=== Exercise ===
Set each entry down verbatim, omitting images.

Stored data entries

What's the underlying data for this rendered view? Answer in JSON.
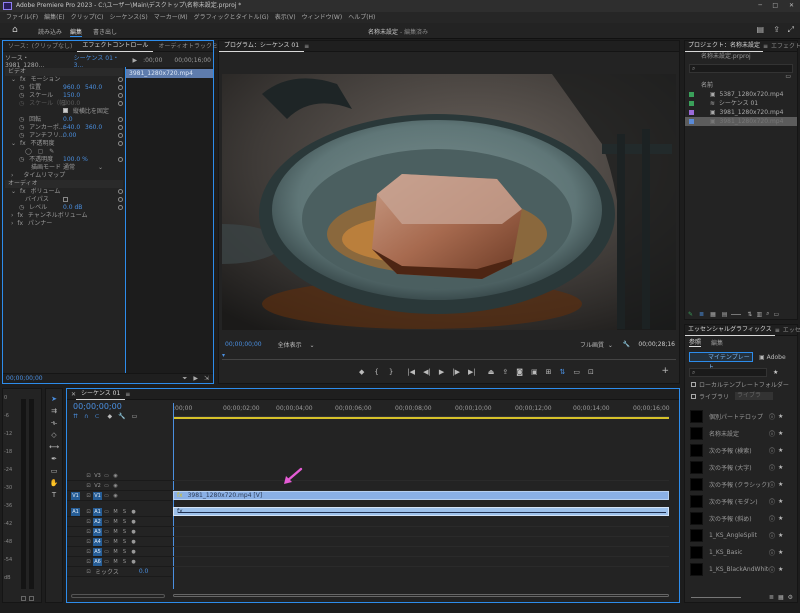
{
  "titlebar": {
    "app_title": "Adobe Premiere Pro 2023 - C:\\ユーザー\\Main\\デスクトップ\\名称未設定.prproj *"
  },
  "menu": [
    "ファイル(F)",
    "編集(E)",
    "クリップ(C)",
    "シーケンス(S)",
    "マーカー(M)",
    "グラフィックとタイトル(G)",
    "表示(V)",
    "ウィンドウ(W)",
    "ヘルプ(H)"
  ],
  "workspace": {
    "tabs": [
      "読み込み",
      "編集",
      "書き出し"
    ],
    "active": "編集",
    "project_name": "名称未設定",
    "status": "- 編集済み"
  },
  "effect_controls": {
    "tabs": [
      "ソース：(クリップなし)",
      "エフェクトコントロール",
      "オーディオトラックミキサ"
    ],
    "source_label": "ソース・3981_1280...",
    "seq_label": "シーケンス 01・3...",
    "clip_label": "3981_1280x720.mp4",
    "timecode_start": ":00;00",
    "timecode_mid": "00;00;16;00",
    "section_video": "ビデオ",
    "motion": "モーション",
    "position_label": "位置",
    "position_x": "960.0",
    "position_y": "540.0",
    "scale_label": "スケール",
    "scale_val": "150.0",
    "scale_w_label": "スケール（幅）",
    "scale_w_val": "100.0",
    "uniform_label": "縦横比を固定",
    "rotation_label": "回転",
    "rotation_val": "0.0",
    "anchor_label": "アンカーポ...",
    "anchor_x": "640.0",
    "anchor_y": "360.0",
    "antiflicker_label": "アンチフリ...",
    "antiflicker_val": "0.00",
    "opacity": "不透明度",
    "opacity_label": "不透明度",
    "opacity_val": "100.0 %",
    "blend_label": "描画モード",
    "blend_val": "通常",
    "time_remap": "タイムリマップ",
    "section_audio": "オーディオ",
    "volume": "ボリューム",
    "bypass_label": "バイパス",
    "level_label": "レベル",
    "level_val": "0.0 dB",
    "channel_volume": "チャンネルボリューム",
    "panner": "パンナー",
    "footer_tc": "00;00;00;00"
  },
  "program": {
    "title": "プログラム：シーケンス 01",
    "timecode": "00;00;00;00",
    "fit": "全体表示",
    "quality": "フル画質",
    "duration": "00;00;28;16"
  },
  "project": {
    "tabs": [
      "プロジェクト：名称未設定",
      "エフェクト"
    ],
    "file": "名称未設定.prproj",
    "column_name": "名前",
    "items": [
      {
        "name": "5387_1280x720.mp4",
        "color": "#3aa05a"
      },
      {
        "name": "シーケンス 01",
        "color": "#3aa05a"
      },
      {
        "name": "3981_1280x720.mp4",
        "color": "#9a6ad8"
      },
      {
        "name": "3981_1280x720.mp4",
        "color": "#5a8ad8"
      }
    ]
  },
  "essential_graphics": {
    "tabs": [
      "エッセンシャルグラフィックス",
      "エッセ"
    ],
    "subtabs": [
      "参照",
      "編集"
    ],
    "my_templates": "マイテンプレート",
    "adobe_label": "Adobe",
    "local_folder": "ローカルテンプレートフォルダー",
    "library": "ライブラリ",
    "library_select": "ライブラ",
    "items": [
      "個別パートテロップ",
      "名称未設定",
      "次の予報 (検索)",
      "次の予報 (大字)",
      "次の予報 (クラシック)",
      "次の予報 (モダン)",
      "次の予報 (斜め)",
      "1_KS_AngleSplit",
      "1_KS_Basic",
      "1_KS_BlackAndWhite"
    ]
  },
  "timeline": {
    "title": "シーケンス 01",
    "timecode": "00;00;00;00",
    "ruler": [
      ":00;00",
      "00;00;02;00",
      "00;00;04;00",
      "00;00;06;00",
      "00;00;08;00",
      "00;00;10;00",
      "00;00;12;00",
      "00;00;14;00",
      "00;00;16;00"
    ],
    "video_tracks": [
      "V3",
      "V2",
      "V1"
    ],
    "audio_tracks": [
      "A1",
      "A2",
      "A3",
      "A4",
      "A5",
      "A6"
    ],
    "src_v": "V1",
    "src_a": "A1",
    "mix_label": "ミックス",
    "mix_val": "0.0",
    "video_clip": "3981_1280x720.mp4 [V]",
    "audio_clip_icon": "fx"
  },
  "meters": [
    "0",
    "-6",
    "-12",
    "-18",
    "-24",
    "-30",
    "-36",
    "-42",
    "-48",
    "-54",
    "dB"
  ],
  "colors": {
    "accent": "#2d8ceb",
    "timecode": "#4a8fe0",
    "arrow": "#e55bd5"
  }
}
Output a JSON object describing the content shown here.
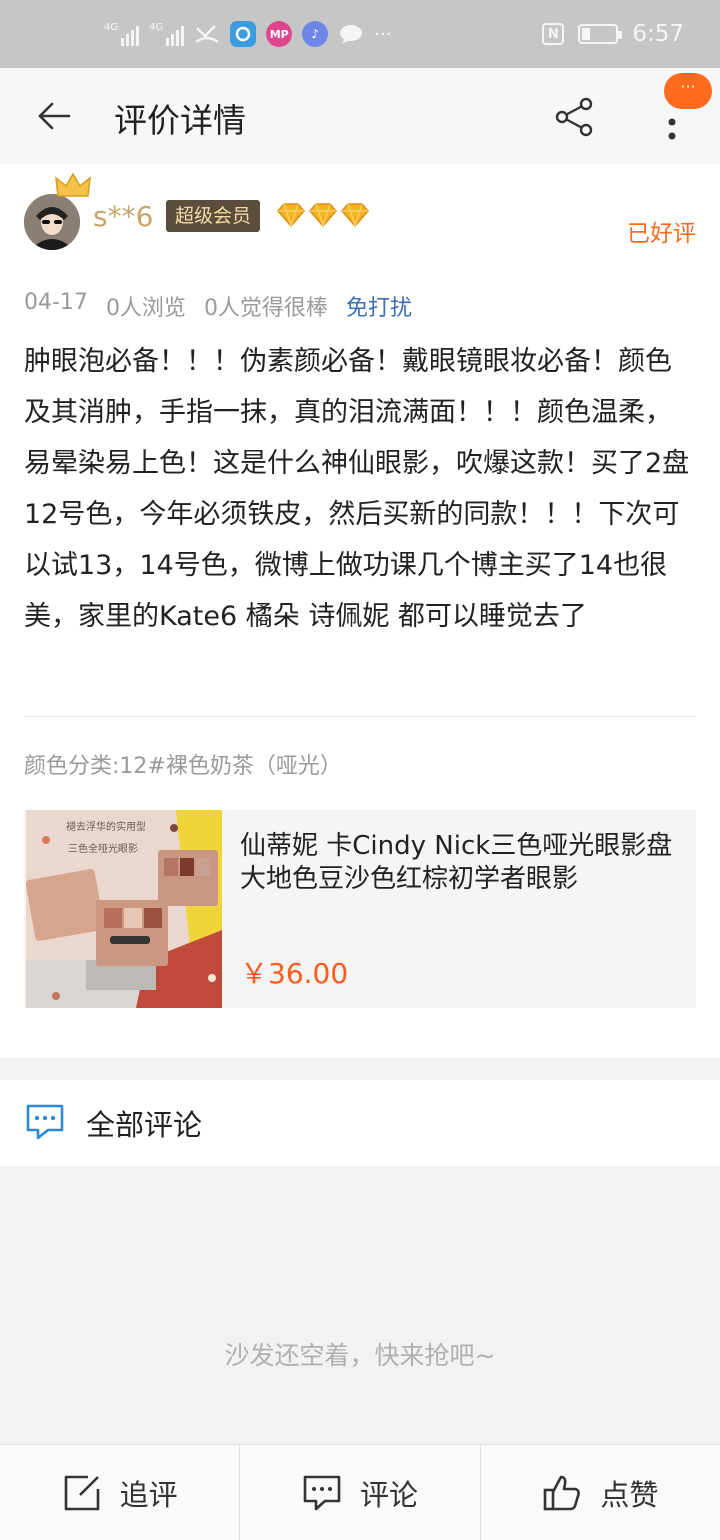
{
  "status_bar": {
    "net1": "4G",
    "net2": "4G",
    "app_badge": "MP",
    "clock": "6:57"
  },
  "header": {
    "title": "评价详情",
    "notification": "···"
  },
  "review": {
    "username": "s**6",
    "member_badge": "超级会员",
    "rating_status": "已好评",
    "date": "04-17",
    "views": "0人浏览",
    "likes_text": "0人觉得很棒",
    "disturb": "免打扰",
    "content": "肿眼泡必备！！！伪素颜必备！戴眼镜眼妆必备！颜色及其消肿，手指一抹，真的泪流满面！！！颜色温柔，易晕染易上色！这是什么神仙眼影，吹爆这款！买了2盘12号色，今年必须铁皮，然后买新的同款！！！下次可以试13，14号色，微博上做功课几个博主买了14也很美，家里的Kate6 橘朵 诗佩妮 都可以睡觉去了",
    "sku": "颜色分类:12#裸色奶茶（哑光）"
  },
  "product": {
    "image_caption_1": "褪去浮华的实用型",
    "image_caption_2": "三色全哑光眼影",
    "name": "仙蒂妮 卡Cindy Nick三色哑光眼影盘大地色豆沙色红棕初学者眼影",
    "price": "￥36.00"
  },
  "comments": {
    "title": "全部评论",
    "empty": "沙发还空着，快来抢吧~"
  },
  "bottom_bar": {
    "follow_up": "追评",
    "comment": "评论",
    "like": "点赞"
  },
  "colors": {
    "accent": "#ff6a1f",
    "price": "#ff5a1e",
    "link": "#3d6fb5",
    "vip_bg": "#5a4d3c",
    "gold": "#c9a56b"
  }
}
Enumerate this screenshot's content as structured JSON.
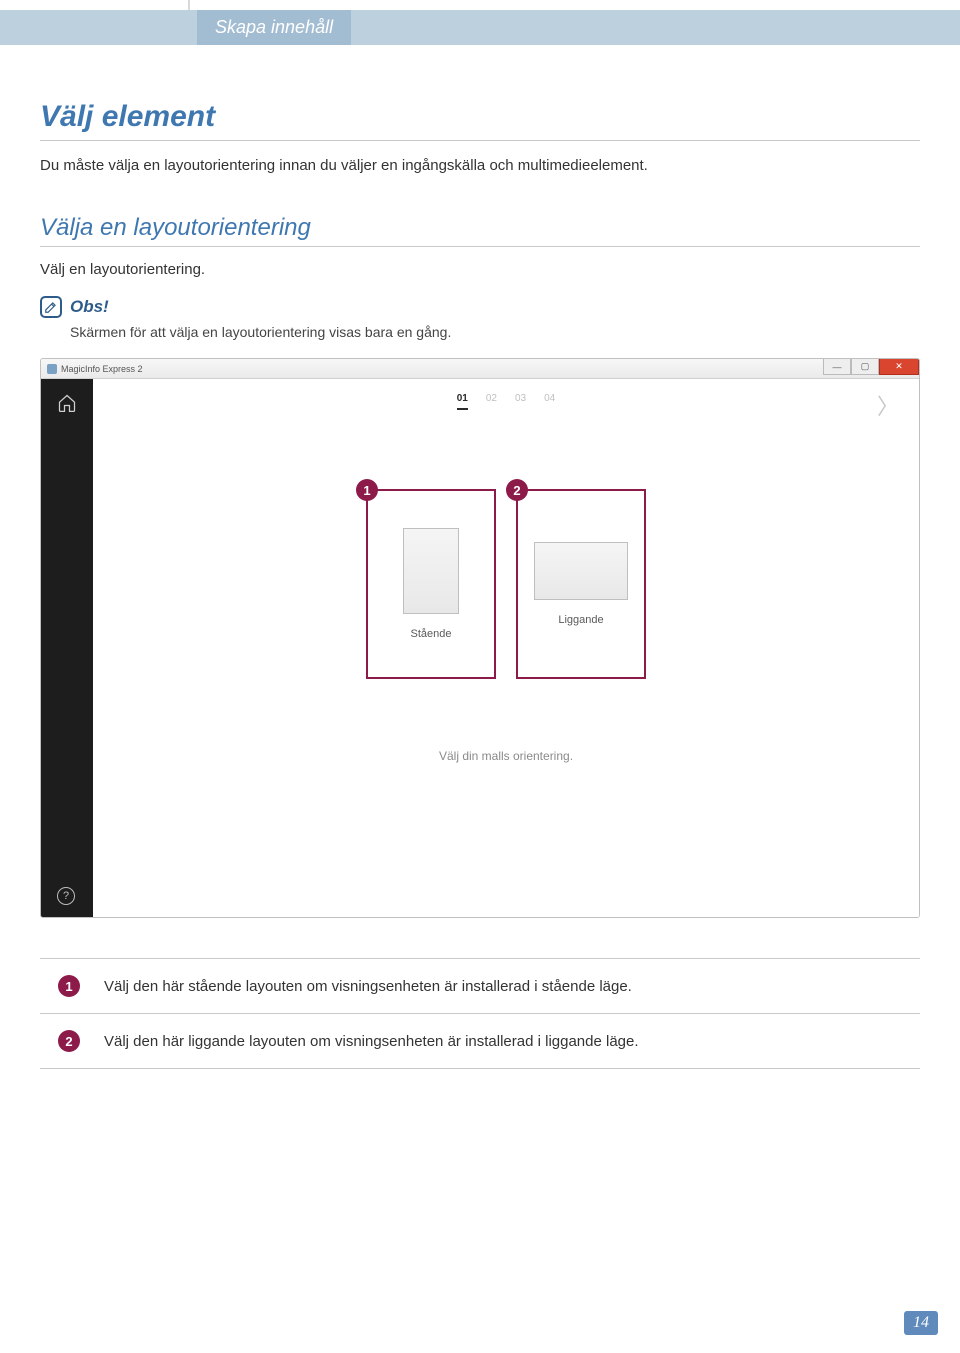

=== Solution for this task ===
What's the underlying data for this rendered view? Answer in JSON.
{
  "titlebar": {
    "app_title": "Adobe Premiere Pro 2023 - C:\\ユーザー\\Main\\デスクトップ\\名称未設定.prproj *"
  },
  "menu": [
    "ファイル(F)",
    "編集(E)",
    "クリップ(C)",
    "シーケンス(S)",
    "マーカー(M)",
    "グラフィックとタイトル(G)",
    "表示(V)",
    "ウィンドウ(W)",
    "ヘルプ(H)"
  ],
  "workspace": {
    "tabs": [
      "読み込み",
      "編集",
      "書き出し"
    ],
    "active": "編集",
    "project_name": "名称未設定",
    "status": "- 編集済み"
  },
  "effect_controls": {
    "tabs": [
      "ソース：(クリップなし)",
      "エフェクトコントロール",
      "オーディオトラックミキサ"
    ],
    "source_label": "ソース・3981_1280...",
    "seq_label": "シーケンス 01・3...",
    "clip_label": "3981_1280x720.mp4",
    "timecode_start": ":00;00",
    "timecode_mid": "00;00;16;00",
    "section_video": "ビデオ",
    "motion": "モーション",
    "position_label": "位置",
    "position_x": "960.0",
    "position_y": "540.0",
    "scale_label": "スケール",
    "scale_val": "150.0",
    "scale_w_label": "スケール（幅）",
    "scale_w_val": "100.0",
    "uniform_label": "縦横比を固定",
    "rotation_label": "回転",
    "rotation_val": "0.0",
    "anchor_label": "アンカーポ...",
    "anchor_x": "640.0",
    "anchor_y": "360.0",
    "antiflicker_label": "アンチフリ...",
    "antiflicker_val": "0.00",
    "opacity": "不透明度",
    "opacity_label": "不透明度",
    "opacity_val": "100.0 %",
    "blend_label": "描画モード",
    "blend_val": "通常",
    "time_remap": "タイムリマップ",
    "section_audio": "オーディオ",
    "volume": "ボリューム",
    "bypass_label": "バイパス",
    "level_label": "レベル",
    "level_val": "0.0 dB",
    "channel_volume": "チャンネルボリューム",
    "panner": "パンナー",
    "footer_tc": "00;00;00;00"
  },
  "program": {
    "title": "プログラム：シーケンス 01",
    "timecode": "00;00;00;00",
    "fit": "全体表示",
    "quality": "フル画質",
    "duration": "00;00;28;16"
  },
  "project": {
    "tabs": [
      "プロジェクト：名称未設定",
      "エフェクト"
    ],
    "file": "名称未設定.prproj",
    "column_name": "名前",
    "items": [
      {
        "name": "5387_1280x720.mp4",
        "color": "#3aa05a"
      },
      {
        "name": "シーケンス 01",
        "color": "#3aa05a"
      },
      {
        "name": "3981_1280x720.mp4",
        "color": "#9a6ad8"
      },
      {
        "name": "3981_1280x720.mp4",
        "color": "#5a8ad8"
      }
    ]
  },
  "essential_graphics": {
    "tabs": [
      "エッセンシャルグラフィックス",
      "エッセ"
    ],
    "subtabs": [
      "参照",
      "編集"
    ],
    "my_templates": "マイテンプレート",
    "adobe_label": "Adobe",
    "local_folder": "ローカルテンプレートフォルダー",
    "library": "ライブラリ",
    "library_select": "ライブラ",
    "items": [
      "個別パートテロップ",
      "名称未設定",
      "次の予報 (検索)",
      "次の予報 (大字)",
      "次の予報 (クラシック)",
      "次の予報 (モダン)",
      "次の予報 (斜め)",
      "1_KS_AngleSplit",
      "1_KS_Basic",
      "1_KS_BlackAndWhite"
    ]
  },
  "timeline": {
    "title": "シーケンス 01",
    "timecode": "00;00;00;00",
    "ruler": [
      ":00;00",
      "00;00;02;00",
      "00;00;04;00",
      "00;00;06;00",
      "00;00;08;00",
      "00;00;10;00",
      "00;00;12;00",
      "00;00;14;00",
      "00;00;16;00"
    ],
    "video_tracks": [
      "V3",
      "V2",
      "V1"
    ],
    "audio_tracks": [
      "A1",
      "A2",
      "A3",
      "A4",
      "A5",
      "A6"
    ],
    "src_v": "V1",
    "src_a": "A1",
    "mix_label": "ミックス",
    "mix_val": "0.0",
    "video_clip": "3981_1280x720.mp4 [V]",
    "audio_clip_icon": "fx"
  },
  "meters": [
    "0",
    "-6",
    "-12",
    "-18",
    "-24",
    "-30",
    "-36",
    "-42",
    "-48",
    "-54",
    "dB"
  ],
  "colors": {
    "accent": "#2d8ceb",
    "timecode": "#4a8fe0",
    "arrow": "#e55bd5"
  }
}
Output a JSON object describing the content shown here.
{
  "status_bar": {
    "net1": "4G",
    "net2": "4G",
    "app_badge": "MP",
    "clock": "6:57"
  },
  "header": {
    "title": "评价详情",
    "notification": "···"
  },
  "review": {
    "username": "s**6",
    "member_badge": "超级会员",
    "rating_status": "已好评",
    "date": "04-17",
    "views": "0人浏览",
    "likes_text": "0人觉得很棒",
    "disturb": "免打扰",
    "content": "肿眼泡必备！！！伪素颜必备！戴眼镜眼妆必备！颜色及其消肿，手指一抹，真的泪流满面！！！颜色温柔，易晕染易上色！这是什么神仙眼影，吹爆这款！买了2盘12号色，今年必须铁皮，然后买新的同款！！！下次可以试13，14号色，微博上做功课几个博主买了14也很美，家里的Kate6 橘朵 诗佩妮 都可以睡觉去了",
    "sku": "颜色分类:12#裸色奶茶（哑光）"
  },
  "product": {
    "image_caption_1": "褪去浮华的实用型",
    "image_caption_2": "三色全哑光眼影",
    "name": "仙蒂妮 卡Cindy Nick三色哑光眼影盘大地色豆沙色红棕初学者眼影",
    "price": "￥36.00"
  },
  "comments": {
    "title": "全部评论",
    "empty": "沙发还空着，快来抢吧~"
  },
  "bottom_bar": {
    "follow_up": "追评",
    "comment": "评论",
    "like": "点赞"
  },
  "colors": {
    "accent": "#ff6a1f",
    "price": "#ff5a1e",
    "link": "#3d6fb5",
    "vip_bg": "#5a4d3c",
    "gold": "#c9a56b"
  }
}
Enumerate this screenshot's content as structured JSON.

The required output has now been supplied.